↓
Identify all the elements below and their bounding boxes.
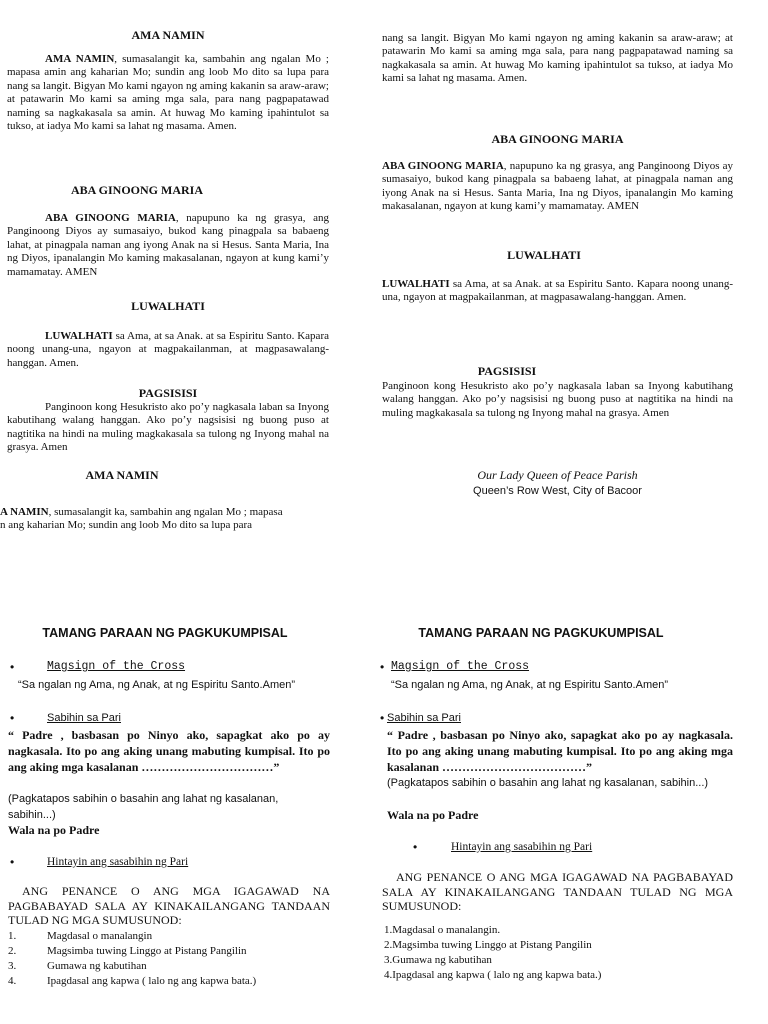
ama-namin-cut-lead: A NAMIN: [0, 506, 49, 518]
sabihin-step: Sabihin sa Pari: [47, 712, 121, 724]
bullet-1: •: [10, 660, 15, 674]
hintayin-step-right: Hintayin ang sasabihin ng Pari: [451, 841, 593, 853]
ama-namin-cut-line-1: [0, 506, 330, 519]
bullet-3: •: [10, 855, 15, 869]
kumpisal-title: TAMANG PARAAN NG PAGKUKUMPISAL: [42, 626, 288, 640]
penance-text-right: ANG PENANCE O ANG MGA IGAGAWAD NA PAGBABAYAD SALA AY KINAKAILANGANG TANDAAN TULAD NG MGA SUMUSUNOD:: [382, 870, 733, 913]
list-row-right-1: 1.Magdasal o manalangin.: [384, 924, 501, 936]
wala-na-po: Wala na po Padre: [8, 823, 100, 837]
aba-ginoong-maria-title-right: ABA GINOONG MARIA: [491, 132, 624, 146]
magsign-quote: “Sa ngalan ng Ama, ng Anak, at ng Espiritu Santo.Amen”: [18, 679, 296, 691]
magsign-step-right: Magsign of the Cross: [391, 660, 530, 673]
luwalhati-text-right: [382, 278, 733, 305]
list-row-1: [8, 930, 152, 942]
aba-ginoong-maria-body: , napupuno ka ng grasya, ang Panginoong Diyos ay sumasaiyo, bukod kang pinagpala sa babaeng lahat, at pinagpala naman ang iyong Anak na si Hesus. Santa Maria, Ina ng Diyos, ipanalangin Mo kaming makasalanan, ngayon at kung kami’y mamamatay. AMEN: [7, 212, 329, 278]
luwalhati-title: LUWALHATI: [131, 299, 205, 313]
luwalhati-body: sa Ama, at sa Anak. at sa Espiritu Santo. Kapara noong unang-una, ngayon at magpakailanman, at magpasawalang-hanggan. Amen.: [7, 330, 329, 369]
luwalhati-title-right: LUWALHATI: [507, 248, 581, 262]
ama-namin-title-2: AMA NAMIN: [85, 468, 159, 482]
parish-name: Our Lady Queen of Peace Parish: [477, 468, 638, 482]
list-item: Ipagdasal ang kapwa ( lalo ng ang kapwa bata.): [47, 975, 257, 987]
pagsisisi-text: Panginoon kong Hesukristo ako po’y nagkasala laban sa Inyong kabutihang walang hanggan. Ako po’y nagsisisi ng buong puso at nagtitika na hindi na muling magkakasala sa tulong ng Inyong mahal na grasya. Amen: [7, 401, 329, 454]
sabihin-step-right: Sabihin sa Pari: [387, 712, 461, 724]
ama-namin-cut-line-2: n ang kaharian Mo; sundin ang loob Mo dito sa lupa para: [0, 519, 253, 532]
pagsisisi-text-right: Panginoon kong Hesukristo ako po’y nagkasala laban sa Inyong kabutihang walang hanggan. Ako po’y nagsisisi ng buong puso at nagtitika na hindi na muling magkakasala sa tulong ng Inyong mahal na grasya. Amen: [382, 380, 733, 419]
ama-namin-text-cut: [0, 506, 330, 533]
magsign-quote-right: “Sa ngalan ng Ama, ng Anak, at ng Espiritu Santo.Amen”: [391, 679, 669, 691]
aba-ginoong-maria-body-right: , napupuno ka ng grasya, ang Panginoong Diyos ay sumasaiyo, bukod kang pinagpala sa babaeng lahat, at pinagpala naman ang iyong Anak na si Hesus. Santa Maria, Ina ng Diyos, ipanalangin Mo kaming makasalanan, ngayon at kung kami’y mamamatay. AMEN: [382, 160, 733, 213]
pagsisisi-title-right: PAGSISISI: [477, 364, 537, 378]
list-item: Magsimba tuwing Linggo at Pistang Pangilin: [47, 945, 247, 957]
confession-note-right: (Pagkatapos sabihin o basahin ang lahat ng kasalanan, sabihin...): [387, 777, 709, 789]
list-row-right-4: 4.Ipagdasal ang kapwa ( lalo ng ang kapwa bata.): [384, 969, 602, 981]
ama-namin-continued-text: nang sa langit. Bigyan Mo kami ngayon ng aming kakanin sa araw-araw; at patawarin Mo kami sa aming mga sala, para nang pagpapatawad naming sa nagkakasala sa amin. At huwag Mo kaming ipahintulot sa tukso, at iadya Mo kami sa lahat ng masama. Amen.: [382, 32, 733, 85]
ama-namin-body: , sumasalangit ka, sambahin ang ngalan Mo ; mapasa amin ang kaharian Mo; sundin ang loob Mo dito sa lupa para nang sa langit. Bigyan Mo kami ngayon ng aming kakanin sa araw-araw; at patawarin Mo kami sa aming mga sala, para nang pagpapatawad naming sa nagkakasala sa amin. At huwag Mo kaming ipahintulot sa tukso, at iadya Mo kami sa lahat ng masama. Amen.: [7, 53, 329, 133]
aba-ginoong-maria-text: [7, 212, 329, 279]
ama-namin-cut-body: , sumasalangit ka, sambahin ang ngalan Mo ; mapasa: [48, 506, 283, 518]
penance-text: ANG PENANCE O ANG MGA IGAGAWAD NA PAGBABAYAD SALA AY KINAKAILANGANG TANDAAN TULAD NG MGA SUMUSUNOD:: [8, 884, 330, 927]
confession-text-right: “ Padre , basbasan po Ninyo ako, sapagkat ako po ay nagkasala. Ito po ang aking unang mabuting kumpisal. Ito po ang aking mga kasalanan ………………………………”: [387, 728, 733, 774]
list-item: Gumawa ng kabutihan: [47, 960, 147, 972]
bullet-2: •: [10, 711, 15, 725]
list-row-2: [8, 945, 247, 957]
list-item: Magdasal o manalangin: [47, 930, 153, 942]
parish-address: Queen’s Row West, City of Bacoor: [473, 485, 642, 497]
hintayin-step: Hintayin ang sasabihin ng Pari: [47, 856, 189, 868]
ama-namin-text: [7, 53, 329, 133]
aba-ginoong-maria-title: ABA GINOONG MARIA: [70, 183, 203, 197]
bullet-3-right: •: [413, 840, 418, 854]
list-num: 1.: [8, 930, 17, 942]
ama-namin-lead: AMA NAMIN: [45, 53, 115, 65]
list-num: 2.: [8, 945, 17, 957]
left-top-column: [7, 28, 329, 133]
luwalhati-text: [7, 330, 329, 370]
luwalhati-lead: LUWALHATI: [45, 330, 113, 342]
kumpisal-title-right: TAMANG PARAAN NG PAGKUKUMPISAL: [418, 626, 664, 640]
magsign-step: Magsign of the Cross: [47, 660, 186, 673]
aba-ginoong-maria-lead-right: ABA GINOONG MARIA: [382, 160, 504, 172]
list-row-4: [8, 975, 256, 987]
luwalhati-body-right: sa Ama, at sa Anak. at sa Espiritu Santo. Kapara noong unang-una, ngayon at magpakailanman, at magpasawalang-hanggan. Amen.: [382, 278, 733, 304]
confession-text: “ Padre , basbasan po Ninyo ako, sapagkat ako po ay nagkasala. Ito po ang aking unang mabuting kumpisal. Ito po ang aking mga kasalanan ……………………………”: [8, 728, 330, 774]
list-num: 4.: [8, 975, 17, 987]
list-num: 3.: [8, 960, 17, 972]
bullet-1-right: •: [380, 660, 385, 674]
list-row-right-2: 2.Magsimba tuwing Linggo at Pistang Pangilin: [384, 939, 592, 951]
list-row-right-3: 3.Gumawa ng kabutihan: [384, 954, 492, 966]
wala-na-po-right: Wala na po Padre: [387, 808, 479, 822]
ama-namin-title: AMA NAMIN: [131, 28, 205, 42]
bullet-2-right: •: [380, 711, 385, 725]
aba-ginoong-maria-lead: ABA GINOONG MARIA: [45, 212, 176, 224]
pagsisisi-title: PAGSISISI: [138, 386, 198, 400]
aba-ginoong-maria-text-right: [382, 160, 733, 214]
list-row-3: [8, 960, 147, 972]
confession-note: (Pagkatapos sabihin o basahin ang lahat ng kasalanan, sabihin...): [8, 793, 279, 821]
luwalhati-lead-right: LUWALHATI: [382, 278, 450, 290]
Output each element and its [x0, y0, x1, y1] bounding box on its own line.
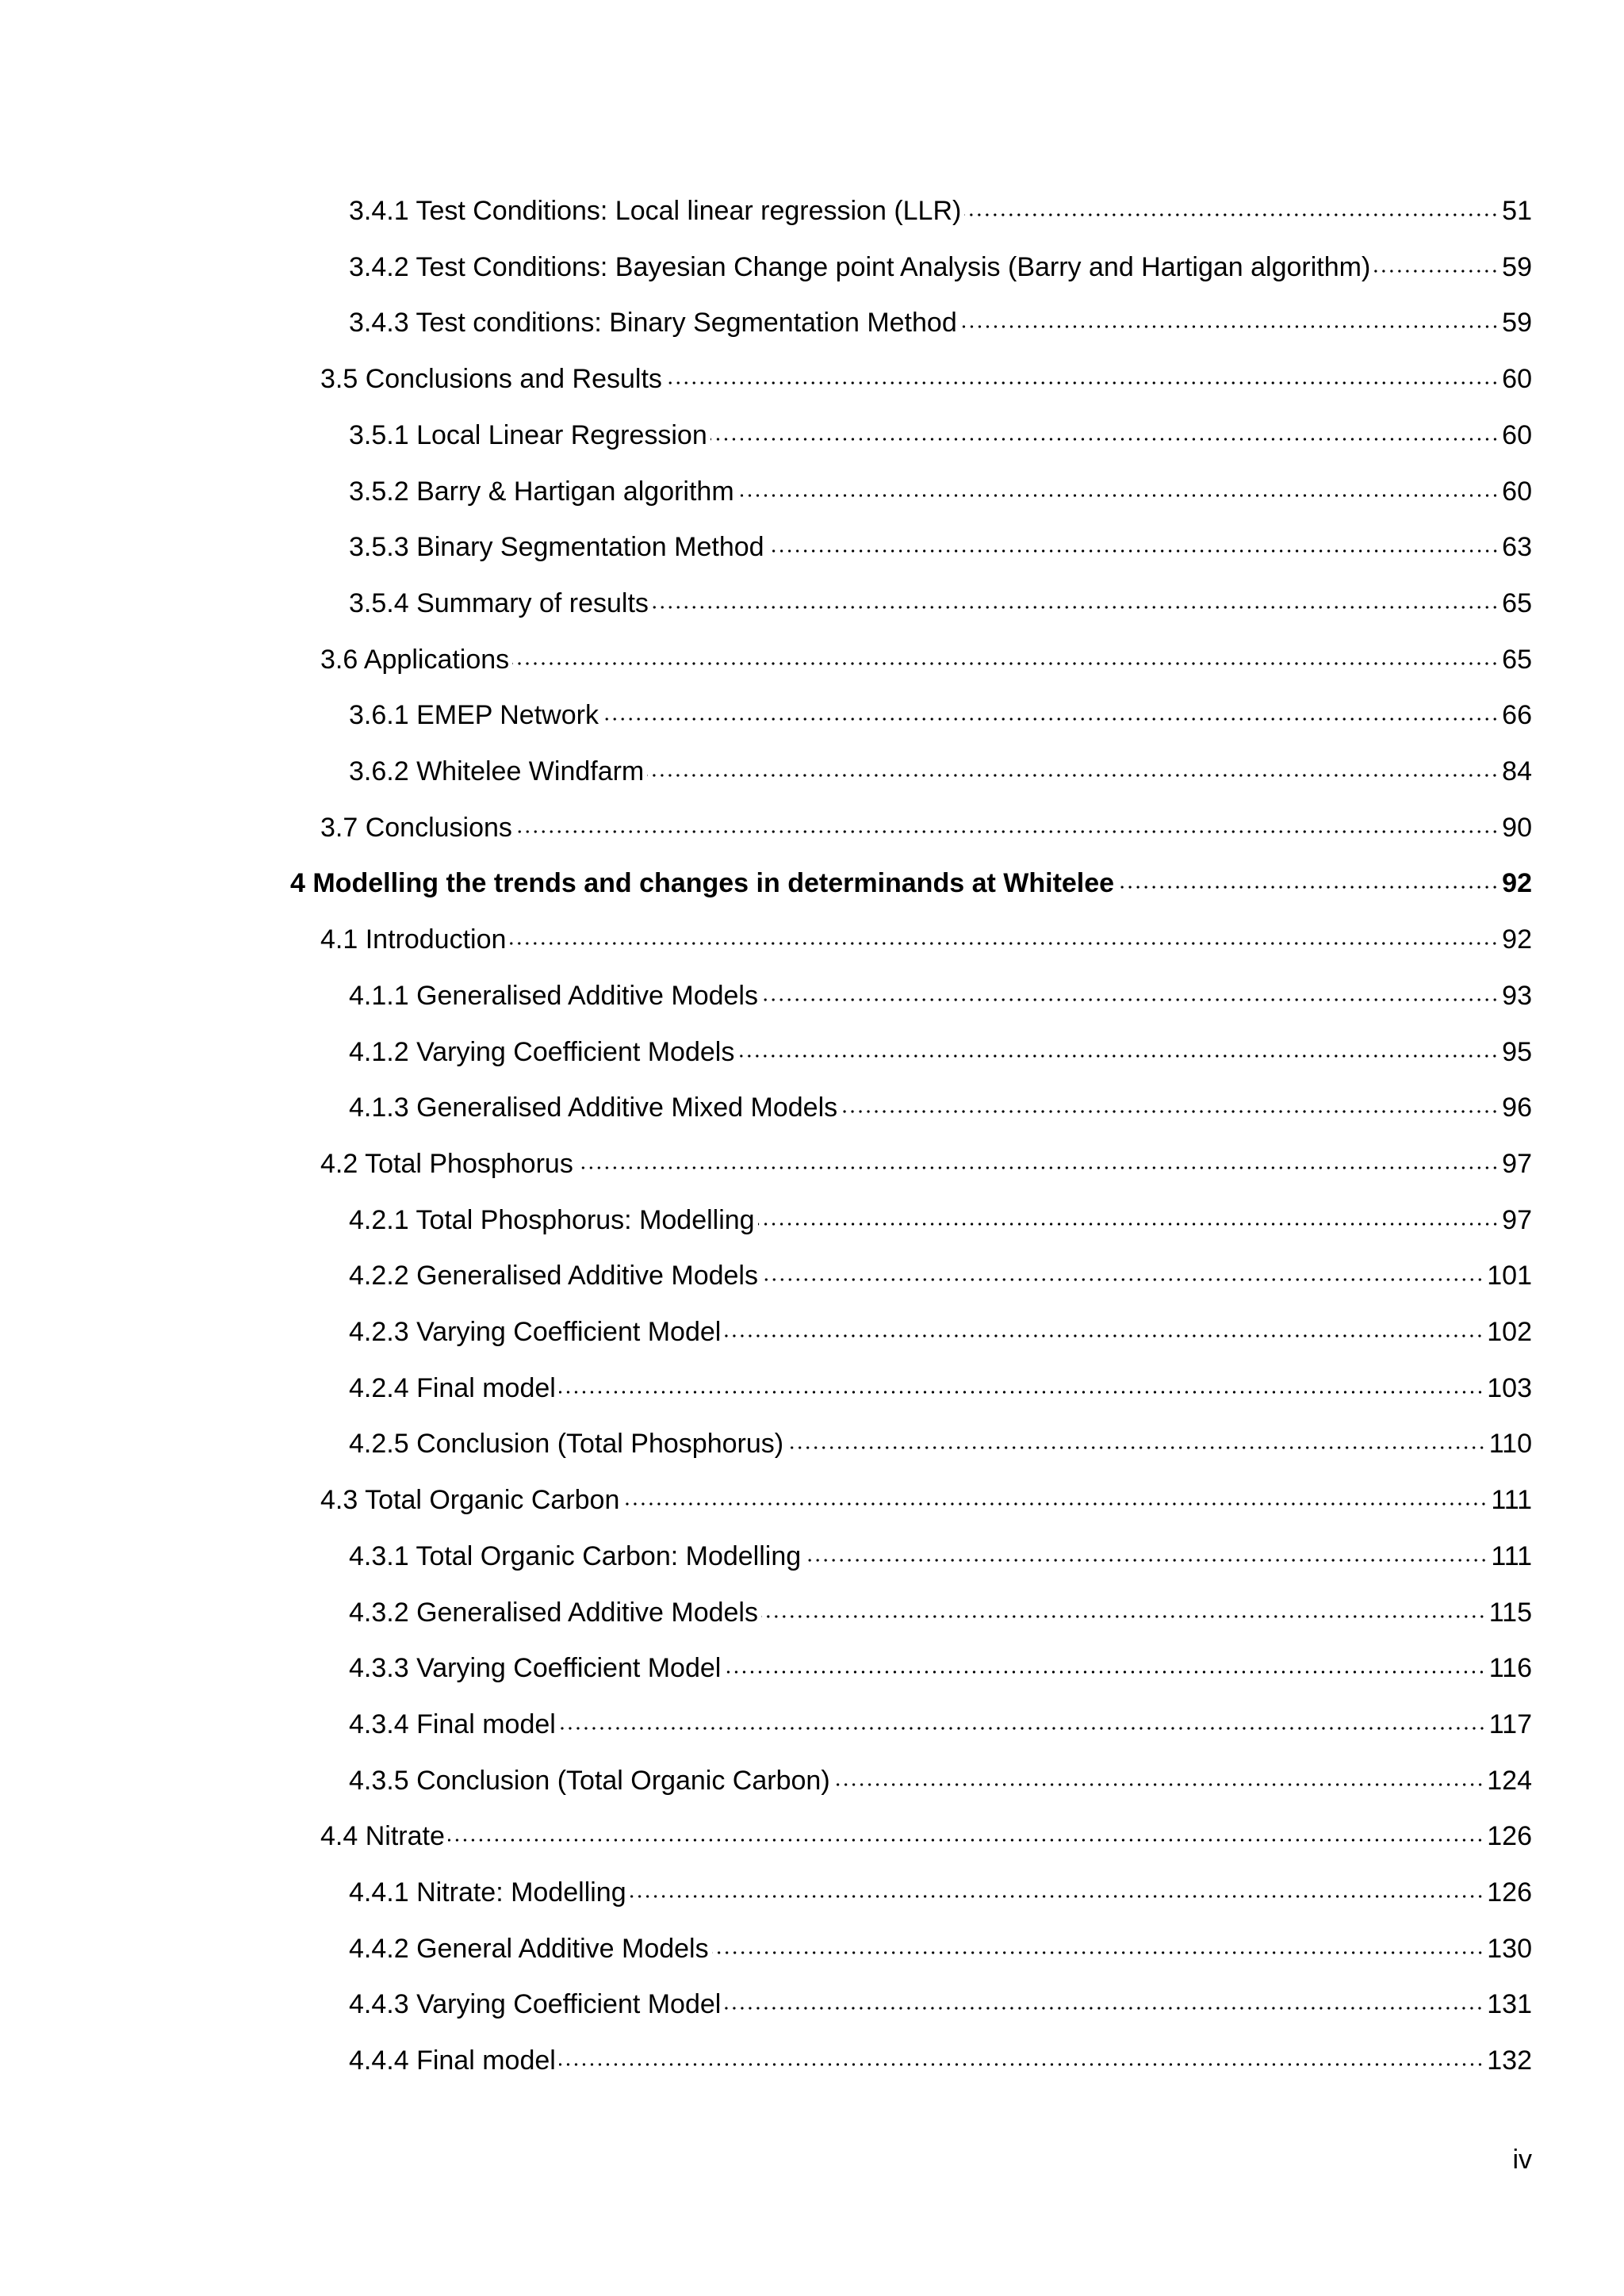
↑
EXERCISE INSTRUCTIONS
Count the lines in the records above that contain the string "Cross". Case counts, and your reply should be only the number.

OUTPUT OF THE TASK
2